Collection entries

──────

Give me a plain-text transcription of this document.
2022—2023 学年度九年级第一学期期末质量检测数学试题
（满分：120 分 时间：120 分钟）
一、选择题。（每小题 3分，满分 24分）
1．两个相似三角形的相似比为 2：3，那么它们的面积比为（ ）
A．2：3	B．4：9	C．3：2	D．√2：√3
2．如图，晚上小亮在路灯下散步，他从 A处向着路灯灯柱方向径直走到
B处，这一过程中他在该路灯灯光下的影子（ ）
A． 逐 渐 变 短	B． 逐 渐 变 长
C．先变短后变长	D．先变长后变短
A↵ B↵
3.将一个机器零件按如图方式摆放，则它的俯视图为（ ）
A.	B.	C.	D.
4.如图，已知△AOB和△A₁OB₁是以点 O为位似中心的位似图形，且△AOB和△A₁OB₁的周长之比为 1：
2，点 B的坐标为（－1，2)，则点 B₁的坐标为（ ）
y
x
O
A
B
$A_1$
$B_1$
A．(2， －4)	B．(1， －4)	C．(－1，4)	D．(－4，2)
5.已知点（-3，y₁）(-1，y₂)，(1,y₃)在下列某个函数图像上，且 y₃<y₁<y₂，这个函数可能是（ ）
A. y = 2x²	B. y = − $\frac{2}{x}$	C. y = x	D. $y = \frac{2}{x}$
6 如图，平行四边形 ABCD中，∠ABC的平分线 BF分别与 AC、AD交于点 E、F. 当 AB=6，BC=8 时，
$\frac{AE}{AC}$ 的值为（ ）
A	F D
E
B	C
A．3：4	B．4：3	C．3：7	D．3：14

──────

### Aim
Transcribe the records above exactly as they appear.

### Exercise answer
Give me a plain-text transcription of this document.
2022—2023 学年度九年级第一学期期末质量检测数学试题
（满分：120 分 时间：120 分钟）
一、选择题。（每小题 3分，满分 24分）
1．两个相似三角形的相似比为 2：3，那么它们的面积比为（ ）
A．2：3	B．4：9	C．3：2	D．√2：√3
2．如图，晚上小亮在路灯下散步，他从 A处向着路灯灯柱方向径直走到
B处，这一过程中他在该路灯灯光下的影子（ ）
A． 逐 渐 变 短	B． 逐 渐 变 长
C．先变短后变长	D．先变长后变短
A↵ B↵
3.将一个机器零件按如图方式摆放，则它的俯视图为（ ）
A.	B.	C.	D.
4.如图，已知△AOB和△A₁OB₁是以点 O为位似中心的位似图形，且△AOB和△A₁OB₁的周长之比为 1：
2，点 B的坐标为（－1，2)，则点 B₁的坐标为（ ）
y
x
O
A
B
$A_1$
$B_1$
A．(2， －4)	B．(1， －4)	C．(－1，4)	D．(－4，2)
5.已知点（-3，y₁）(-1，y₂)，(1,y₃)在下列某个函数图像上，且 y₃<y₁<y₂，这个函数可能是（ ）
A. y = 2x²	B. y = − $\frac{2}{x}$	C. y = x	D. $y = \frac{2}{x}$
6 如图，平行四边形 ABCD中，∠ABC的平分线 BF分别与 AC、AD交于点 E、F. 当 AB=6，BC=8 时，
$\frac{AE}{AC}$ 的值为（ ）
A	F D
E
B	C
A．3：4	B．4：3	C．3：7	D．3：14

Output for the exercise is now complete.